____ Texte fourni
A propos de Dog Pound de Kim Chapiron 3 out of 5 stars

L’école de la haine

Davis, Butch et Angel ont entre 15 et 17 ans. Deux Blancs et un « Latino ». Ils viennent d’arriver à la prison pour délinquants juvéniles d’Enola Vale dans le Midwest, coupables de larcins différents. Très vite, pour survivre, ils ne vont avoir qu’un choix, s’imposer par la violence physique pour ne pas devenir des victimes…

Plongée dans l’univers carcéral pour jeunes aux Etats-Unis, Dog Pound (littéralement la fourrière en anglais) est une démonstration probante de l’incapacité du gouvernement américain à faire de ces prisons un tremplin pour leur réinsertion. Les adolescents filmés dans Dog Pound sont des Noirs, Blancs, Latinos issus de milieux défavorisés pour la plupart. Davis et Butch sont issus de la « White trash » (population blanche et pauvre des Etats-Unis). Véritable réquisitoire contre l’échec de ces prisons, qui au lieu de remettre des jeunes délinquants dans le droit chemin, les transforment au mieux en fous, au pire en caïds ultra-violents, Dog Pound est marqué par la violence des rapports, d’abord physiques, que ces jeunes détenus entretiennent entre eux. Où s’imposer par la force est la seule manière de s’en sortir.
________
____ Enregistrements
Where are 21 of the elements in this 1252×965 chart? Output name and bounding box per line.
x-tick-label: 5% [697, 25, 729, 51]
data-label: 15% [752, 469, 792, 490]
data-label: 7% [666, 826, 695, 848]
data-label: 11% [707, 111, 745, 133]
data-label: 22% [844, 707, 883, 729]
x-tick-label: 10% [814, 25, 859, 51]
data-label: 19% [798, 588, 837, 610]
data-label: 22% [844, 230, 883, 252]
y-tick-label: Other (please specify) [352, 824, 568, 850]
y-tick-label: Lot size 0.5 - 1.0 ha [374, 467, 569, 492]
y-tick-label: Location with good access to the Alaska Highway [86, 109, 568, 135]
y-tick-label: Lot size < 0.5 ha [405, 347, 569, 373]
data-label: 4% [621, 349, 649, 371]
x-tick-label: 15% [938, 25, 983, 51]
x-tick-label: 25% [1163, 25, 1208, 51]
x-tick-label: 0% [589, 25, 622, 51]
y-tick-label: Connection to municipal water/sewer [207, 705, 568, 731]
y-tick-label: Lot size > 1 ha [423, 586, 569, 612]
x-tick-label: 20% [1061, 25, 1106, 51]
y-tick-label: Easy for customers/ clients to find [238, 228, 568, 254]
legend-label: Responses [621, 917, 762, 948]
________
▶ Consignes
[1] Selon la critique de Dog Pound, dans quelle prison arrivent Davis, Butch et Angel ?
[2] Présente sous forme de liste numérotée, sans les lignes vides, les lignes des enregistrements depuis leur début jusqu'à la ligne contenant « data-label: 19% [798, 588, 837, 610] », celle-ci comprise.
Le texte et les enregistrements n'ont aucun lien entre eux.

▶ Réponses
[1] À la prison pour délinquants juvéniles d'Enola Vale, dans le Midwest.

[2]
1. Where are 21 of the elements in this 1252×965 chart? Output name and bounding box per line.
2. x-tick-label: 5% [697, 25, 729, 51]
3. data-label: 15% [752, 469, 792, 490]
4. data-label: 7% [666, 826, 695, 848]
5. data-label: 11% [707, 111, 745, 133]
6. data-label: 22% [844, 707, 883, 729]
7. x-tick-label: 10% [814, 25, 859, 51]
8. data-label: 19% [798, 588, 837, 610]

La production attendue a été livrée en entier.